- What you should do -
Each line that holds the word "storici" counts once; give the total number of such lines and nothing else.

+++ Data to process

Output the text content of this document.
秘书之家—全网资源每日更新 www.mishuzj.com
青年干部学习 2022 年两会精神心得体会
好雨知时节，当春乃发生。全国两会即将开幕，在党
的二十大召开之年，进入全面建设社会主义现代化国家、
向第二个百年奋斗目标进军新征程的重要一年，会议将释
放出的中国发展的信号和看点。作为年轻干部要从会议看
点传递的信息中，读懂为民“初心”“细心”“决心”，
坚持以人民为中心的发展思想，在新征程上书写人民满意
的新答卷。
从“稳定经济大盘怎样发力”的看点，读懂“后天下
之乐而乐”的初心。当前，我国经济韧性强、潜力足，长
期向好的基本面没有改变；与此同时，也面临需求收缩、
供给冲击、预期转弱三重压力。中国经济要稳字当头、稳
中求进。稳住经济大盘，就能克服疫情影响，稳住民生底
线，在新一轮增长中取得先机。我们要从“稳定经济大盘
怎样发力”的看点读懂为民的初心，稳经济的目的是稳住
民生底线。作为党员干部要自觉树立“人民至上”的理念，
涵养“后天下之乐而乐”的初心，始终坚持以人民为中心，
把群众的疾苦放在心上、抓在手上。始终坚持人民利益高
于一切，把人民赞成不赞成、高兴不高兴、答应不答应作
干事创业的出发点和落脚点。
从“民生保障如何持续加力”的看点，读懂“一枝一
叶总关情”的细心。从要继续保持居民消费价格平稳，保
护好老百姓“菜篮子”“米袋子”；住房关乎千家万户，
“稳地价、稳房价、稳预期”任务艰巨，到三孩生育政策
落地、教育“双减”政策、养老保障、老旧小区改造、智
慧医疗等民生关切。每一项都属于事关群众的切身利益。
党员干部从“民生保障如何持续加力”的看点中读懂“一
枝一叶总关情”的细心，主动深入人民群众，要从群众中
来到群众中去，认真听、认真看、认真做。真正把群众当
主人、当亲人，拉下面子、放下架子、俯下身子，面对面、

++++++
+++ Data to process

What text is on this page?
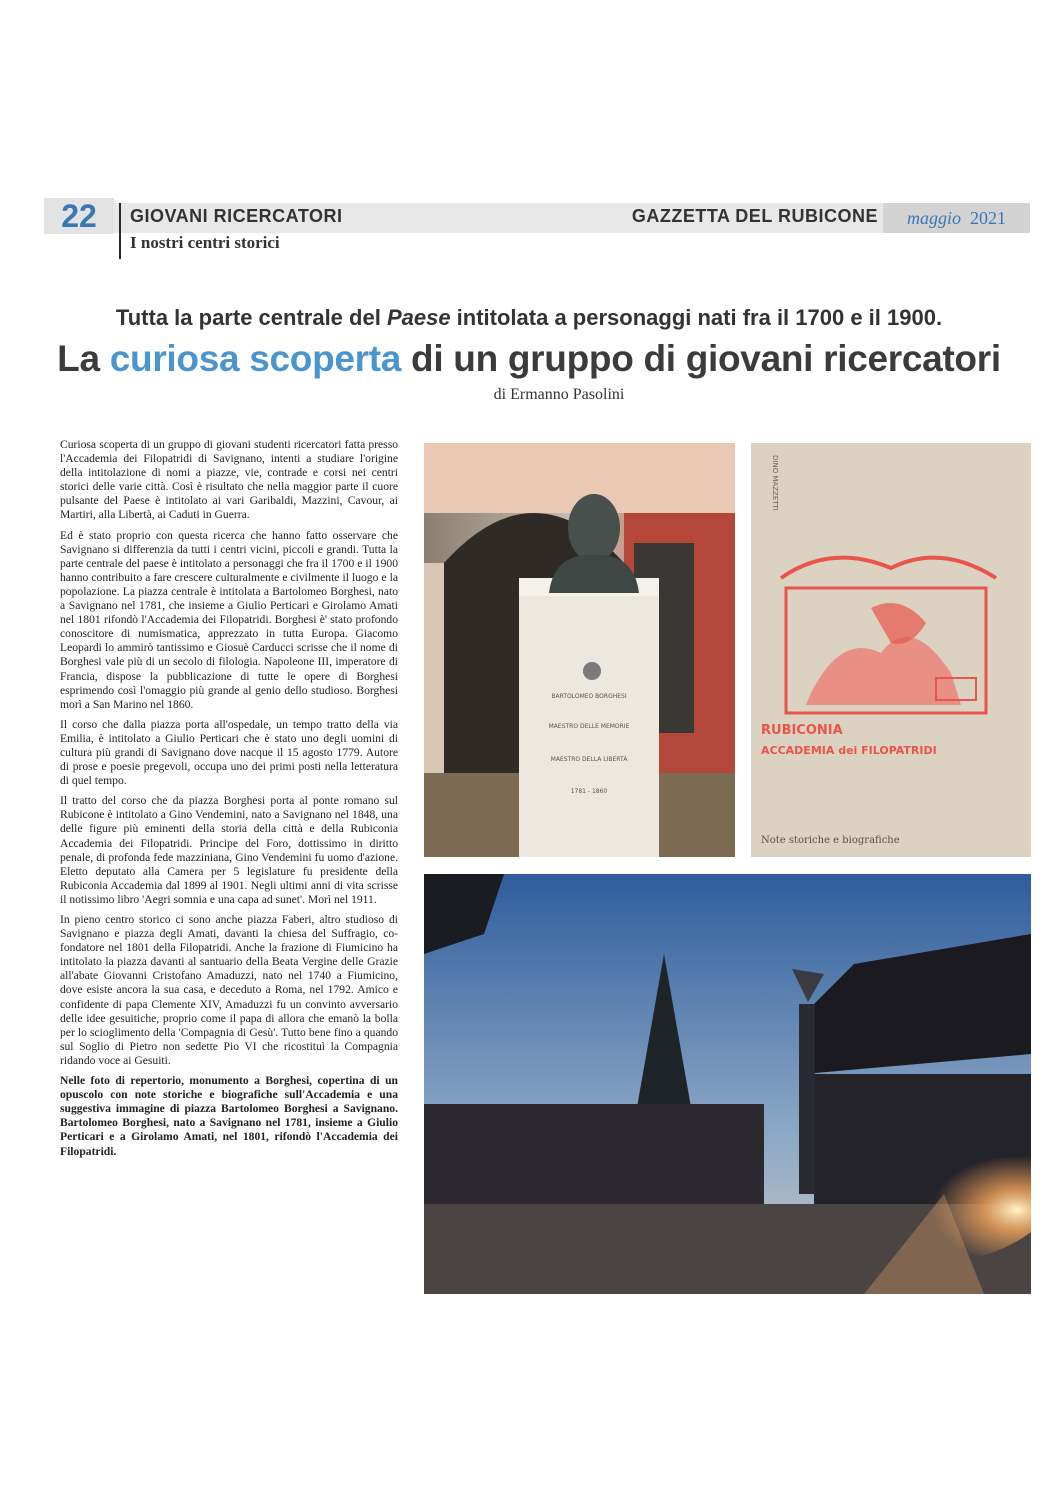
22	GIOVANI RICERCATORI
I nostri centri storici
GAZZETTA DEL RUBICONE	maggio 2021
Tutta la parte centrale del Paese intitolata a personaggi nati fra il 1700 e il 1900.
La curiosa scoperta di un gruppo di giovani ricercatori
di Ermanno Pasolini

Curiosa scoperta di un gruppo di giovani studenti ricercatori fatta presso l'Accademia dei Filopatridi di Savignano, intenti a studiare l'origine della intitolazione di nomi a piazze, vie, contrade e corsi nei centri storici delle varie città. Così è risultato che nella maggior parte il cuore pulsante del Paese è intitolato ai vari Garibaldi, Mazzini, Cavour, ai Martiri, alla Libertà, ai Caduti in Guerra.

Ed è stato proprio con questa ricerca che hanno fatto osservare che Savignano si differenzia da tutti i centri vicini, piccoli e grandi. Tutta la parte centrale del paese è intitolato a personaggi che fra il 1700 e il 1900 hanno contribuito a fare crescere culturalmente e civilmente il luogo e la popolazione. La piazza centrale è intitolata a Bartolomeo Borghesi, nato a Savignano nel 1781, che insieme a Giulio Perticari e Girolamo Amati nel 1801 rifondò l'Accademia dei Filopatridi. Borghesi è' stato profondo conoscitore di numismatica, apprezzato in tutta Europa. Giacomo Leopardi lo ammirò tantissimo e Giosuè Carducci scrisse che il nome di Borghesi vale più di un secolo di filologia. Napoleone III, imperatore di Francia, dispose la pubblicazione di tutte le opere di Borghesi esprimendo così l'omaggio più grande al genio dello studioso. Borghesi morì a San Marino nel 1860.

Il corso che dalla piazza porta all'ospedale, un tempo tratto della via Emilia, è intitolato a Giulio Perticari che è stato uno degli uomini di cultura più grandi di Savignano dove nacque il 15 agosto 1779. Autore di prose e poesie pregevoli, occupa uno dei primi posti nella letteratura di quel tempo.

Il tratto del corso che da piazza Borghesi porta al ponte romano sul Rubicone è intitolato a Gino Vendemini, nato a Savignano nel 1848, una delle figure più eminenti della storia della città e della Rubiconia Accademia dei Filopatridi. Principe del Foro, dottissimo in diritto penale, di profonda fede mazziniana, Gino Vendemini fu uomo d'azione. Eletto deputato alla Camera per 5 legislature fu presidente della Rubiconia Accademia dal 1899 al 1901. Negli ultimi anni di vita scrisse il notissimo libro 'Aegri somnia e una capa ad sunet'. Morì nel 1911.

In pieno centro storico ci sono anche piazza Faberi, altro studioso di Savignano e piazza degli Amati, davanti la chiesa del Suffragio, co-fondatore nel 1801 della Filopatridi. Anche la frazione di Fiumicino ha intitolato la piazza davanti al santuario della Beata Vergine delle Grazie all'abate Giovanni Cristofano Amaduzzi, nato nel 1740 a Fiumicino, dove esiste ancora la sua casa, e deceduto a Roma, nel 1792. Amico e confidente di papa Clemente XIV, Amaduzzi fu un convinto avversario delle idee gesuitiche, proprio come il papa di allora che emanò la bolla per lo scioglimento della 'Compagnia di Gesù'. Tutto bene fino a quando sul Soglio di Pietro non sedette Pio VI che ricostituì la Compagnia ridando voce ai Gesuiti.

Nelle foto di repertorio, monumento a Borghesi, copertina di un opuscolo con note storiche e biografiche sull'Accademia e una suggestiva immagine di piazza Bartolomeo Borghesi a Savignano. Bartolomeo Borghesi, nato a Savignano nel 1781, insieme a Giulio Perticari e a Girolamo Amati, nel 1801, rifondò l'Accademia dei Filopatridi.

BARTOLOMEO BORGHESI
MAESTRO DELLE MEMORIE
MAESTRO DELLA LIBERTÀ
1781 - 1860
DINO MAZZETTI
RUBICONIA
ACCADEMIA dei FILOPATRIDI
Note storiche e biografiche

++++++

- Correct response -
2